====== STORED DATA

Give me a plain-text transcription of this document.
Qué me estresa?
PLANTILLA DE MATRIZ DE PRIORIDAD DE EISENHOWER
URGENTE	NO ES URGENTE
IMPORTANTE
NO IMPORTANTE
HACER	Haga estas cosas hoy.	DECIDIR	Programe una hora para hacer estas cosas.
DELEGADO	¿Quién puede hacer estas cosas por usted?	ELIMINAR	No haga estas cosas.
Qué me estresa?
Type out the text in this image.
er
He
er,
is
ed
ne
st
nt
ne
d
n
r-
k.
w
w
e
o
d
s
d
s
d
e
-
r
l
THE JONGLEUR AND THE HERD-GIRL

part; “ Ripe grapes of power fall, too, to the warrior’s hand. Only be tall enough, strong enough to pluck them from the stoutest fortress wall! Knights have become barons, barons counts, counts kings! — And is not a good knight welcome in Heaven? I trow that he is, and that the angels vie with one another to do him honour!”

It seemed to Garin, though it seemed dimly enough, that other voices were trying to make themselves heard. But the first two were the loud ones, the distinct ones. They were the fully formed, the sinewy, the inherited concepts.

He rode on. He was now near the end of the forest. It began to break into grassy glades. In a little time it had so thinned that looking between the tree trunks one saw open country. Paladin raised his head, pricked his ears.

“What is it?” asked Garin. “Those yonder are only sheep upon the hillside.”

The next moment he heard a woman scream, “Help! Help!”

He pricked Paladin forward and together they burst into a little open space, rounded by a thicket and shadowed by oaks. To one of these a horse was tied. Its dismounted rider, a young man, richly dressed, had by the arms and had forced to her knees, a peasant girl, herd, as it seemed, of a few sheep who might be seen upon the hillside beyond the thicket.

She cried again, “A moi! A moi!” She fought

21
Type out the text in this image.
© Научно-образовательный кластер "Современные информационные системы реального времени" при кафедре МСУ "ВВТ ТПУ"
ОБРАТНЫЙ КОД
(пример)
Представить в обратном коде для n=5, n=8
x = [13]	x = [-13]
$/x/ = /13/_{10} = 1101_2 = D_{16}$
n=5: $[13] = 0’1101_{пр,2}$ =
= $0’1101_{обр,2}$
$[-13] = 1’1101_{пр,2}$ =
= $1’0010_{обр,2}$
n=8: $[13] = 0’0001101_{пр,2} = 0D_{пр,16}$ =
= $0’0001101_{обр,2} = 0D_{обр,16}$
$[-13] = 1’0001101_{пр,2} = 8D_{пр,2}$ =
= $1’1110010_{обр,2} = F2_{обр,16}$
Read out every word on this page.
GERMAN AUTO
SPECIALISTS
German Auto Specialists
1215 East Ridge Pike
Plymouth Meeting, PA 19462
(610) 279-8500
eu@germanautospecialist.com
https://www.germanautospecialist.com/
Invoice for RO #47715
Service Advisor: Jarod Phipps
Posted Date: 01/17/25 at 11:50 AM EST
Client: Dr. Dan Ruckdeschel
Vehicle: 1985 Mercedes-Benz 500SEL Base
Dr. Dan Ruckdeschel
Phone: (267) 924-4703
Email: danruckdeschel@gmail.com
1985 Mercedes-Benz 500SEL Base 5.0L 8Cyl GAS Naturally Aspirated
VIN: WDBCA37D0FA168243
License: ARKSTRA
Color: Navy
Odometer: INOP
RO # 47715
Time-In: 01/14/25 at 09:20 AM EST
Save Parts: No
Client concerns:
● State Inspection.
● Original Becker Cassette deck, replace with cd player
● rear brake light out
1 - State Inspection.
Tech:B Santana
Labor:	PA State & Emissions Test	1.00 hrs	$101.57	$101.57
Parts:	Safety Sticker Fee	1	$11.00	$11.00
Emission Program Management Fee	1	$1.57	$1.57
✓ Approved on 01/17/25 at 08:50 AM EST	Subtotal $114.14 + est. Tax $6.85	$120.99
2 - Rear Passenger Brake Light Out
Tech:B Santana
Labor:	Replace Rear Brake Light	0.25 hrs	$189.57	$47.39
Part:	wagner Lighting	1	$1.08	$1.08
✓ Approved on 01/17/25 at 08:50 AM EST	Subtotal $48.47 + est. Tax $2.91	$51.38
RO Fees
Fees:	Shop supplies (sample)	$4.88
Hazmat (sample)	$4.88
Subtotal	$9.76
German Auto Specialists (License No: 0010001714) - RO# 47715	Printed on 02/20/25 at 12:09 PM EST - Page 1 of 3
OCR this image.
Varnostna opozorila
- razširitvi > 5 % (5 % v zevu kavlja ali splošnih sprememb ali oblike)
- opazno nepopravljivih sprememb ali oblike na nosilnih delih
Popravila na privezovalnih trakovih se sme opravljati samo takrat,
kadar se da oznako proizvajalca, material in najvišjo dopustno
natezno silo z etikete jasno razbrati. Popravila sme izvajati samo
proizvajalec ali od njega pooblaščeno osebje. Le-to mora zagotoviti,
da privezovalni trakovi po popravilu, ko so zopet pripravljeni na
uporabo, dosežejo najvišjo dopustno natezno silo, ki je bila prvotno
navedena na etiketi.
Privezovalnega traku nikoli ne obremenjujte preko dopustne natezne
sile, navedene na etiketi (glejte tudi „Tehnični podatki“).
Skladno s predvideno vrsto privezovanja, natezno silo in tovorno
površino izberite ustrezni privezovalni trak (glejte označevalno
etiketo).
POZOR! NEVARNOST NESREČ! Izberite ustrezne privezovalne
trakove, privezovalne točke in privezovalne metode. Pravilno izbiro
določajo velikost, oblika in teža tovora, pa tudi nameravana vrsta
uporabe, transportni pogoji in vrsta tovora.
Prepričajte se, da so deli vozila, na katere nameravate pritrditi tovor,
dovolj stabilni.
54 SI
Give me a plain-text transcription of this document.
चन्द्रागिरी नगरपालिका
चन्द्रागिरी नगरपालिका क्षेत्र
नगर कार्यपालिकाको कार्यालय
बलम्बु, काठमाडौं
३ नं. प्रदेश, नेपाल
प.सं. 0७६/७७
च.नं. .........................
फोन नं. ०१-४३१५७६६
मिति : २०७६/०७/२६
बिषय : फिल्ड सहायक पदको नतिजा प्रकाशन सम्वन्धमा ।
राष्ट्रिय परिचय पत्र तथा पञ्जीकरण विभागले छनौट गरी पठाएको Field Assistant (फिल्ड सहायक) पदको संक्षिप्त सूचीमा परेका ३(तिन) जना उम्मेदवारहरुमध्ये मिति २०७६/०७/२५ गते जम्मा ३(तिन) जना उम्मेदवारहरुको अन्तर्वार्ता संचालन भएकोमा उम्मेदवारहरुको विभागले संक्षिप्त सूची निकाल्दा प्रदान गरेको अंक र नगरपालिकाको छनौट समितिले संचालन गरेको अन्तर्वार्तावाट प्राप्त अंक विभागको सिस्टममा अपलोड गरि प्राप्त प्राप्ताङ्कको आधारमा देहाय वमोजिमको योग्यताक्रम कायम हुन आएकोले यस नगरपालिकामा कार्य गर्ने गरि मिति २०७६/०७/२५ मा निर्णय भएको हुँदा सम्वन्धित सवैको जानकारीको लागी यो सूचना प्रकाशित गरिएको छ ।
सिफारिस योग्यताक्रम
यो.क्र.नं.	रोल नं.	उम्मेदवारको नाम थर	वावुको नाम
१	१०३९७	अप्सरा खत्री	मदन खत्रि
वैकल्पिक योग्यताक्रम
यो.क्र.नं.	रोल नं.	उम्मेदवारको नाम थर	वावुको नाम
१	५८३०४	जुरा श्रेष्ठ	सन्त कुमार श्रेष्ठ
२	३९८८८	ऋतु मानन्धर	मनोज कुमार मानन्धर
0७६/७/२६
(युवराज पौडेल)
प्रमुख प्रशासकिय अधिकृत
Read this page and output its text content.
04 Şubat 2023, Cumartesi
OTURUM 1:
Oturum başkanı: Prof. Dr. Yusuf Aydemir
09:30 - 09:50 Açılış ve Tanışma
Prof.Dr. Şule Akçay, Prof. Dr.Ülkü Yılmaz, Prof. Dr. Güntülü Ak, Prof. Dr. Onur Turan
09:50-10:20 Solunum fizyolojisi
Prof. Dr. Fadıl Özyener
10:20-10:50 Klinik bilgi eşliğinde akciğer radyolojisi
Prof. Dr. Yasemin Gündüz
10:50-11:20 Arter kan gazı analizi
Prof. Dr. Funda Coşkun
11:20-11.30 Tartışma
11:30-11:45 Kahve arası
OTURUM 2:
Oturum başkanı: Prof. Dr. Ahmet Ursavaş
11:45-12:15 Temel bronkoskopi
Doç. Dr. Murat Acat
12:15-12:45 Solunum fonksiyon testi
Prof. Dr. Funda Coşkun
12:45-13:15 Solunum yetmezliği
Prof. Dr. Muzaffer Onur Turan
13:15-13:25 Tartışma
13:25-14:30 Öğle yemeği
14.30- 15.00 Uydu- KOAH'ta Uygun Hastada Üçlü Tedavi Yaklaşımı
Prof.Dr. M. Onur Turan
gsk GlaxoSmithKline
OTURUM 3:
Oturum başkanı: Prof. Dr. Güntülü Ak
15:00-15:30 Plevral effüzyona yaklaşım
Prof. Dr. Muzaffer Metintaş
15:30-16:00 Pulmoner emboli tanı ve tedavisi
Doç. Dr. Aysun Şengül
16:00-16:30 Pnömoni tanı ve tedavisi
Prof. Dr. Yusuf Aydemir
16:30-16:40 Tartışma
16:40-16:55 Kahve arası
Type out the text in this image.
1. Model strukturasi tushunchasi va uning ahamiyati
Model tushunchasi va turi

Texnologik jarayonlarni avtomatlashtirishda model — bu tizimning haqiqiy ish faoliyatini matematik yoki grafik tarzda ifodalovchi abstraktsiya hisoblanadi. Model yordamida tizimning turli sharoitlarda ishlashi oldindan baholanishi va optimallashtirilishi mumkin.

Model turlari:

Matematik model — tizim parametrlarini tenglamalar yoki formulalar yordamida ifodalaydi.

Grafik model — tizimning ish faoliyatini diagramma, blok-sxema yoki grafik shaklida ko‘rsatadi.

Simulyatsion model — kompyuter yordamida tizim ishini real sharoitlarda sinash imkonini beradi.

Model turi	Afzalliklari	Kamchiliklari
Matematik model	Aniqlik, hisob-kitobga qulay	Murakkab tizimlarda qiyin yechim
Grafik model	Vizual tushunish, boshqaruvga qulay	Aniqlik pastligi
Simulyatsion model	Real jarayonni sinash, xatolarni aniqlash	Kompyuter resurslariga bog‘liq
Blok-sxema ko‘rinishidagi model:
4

============

▶ BRIEF:
Track down every line of the material containing the string "Inspection", and copy it.

▶ SOLVED PROBLEM:
● State Inspection.
1 - State Inspection.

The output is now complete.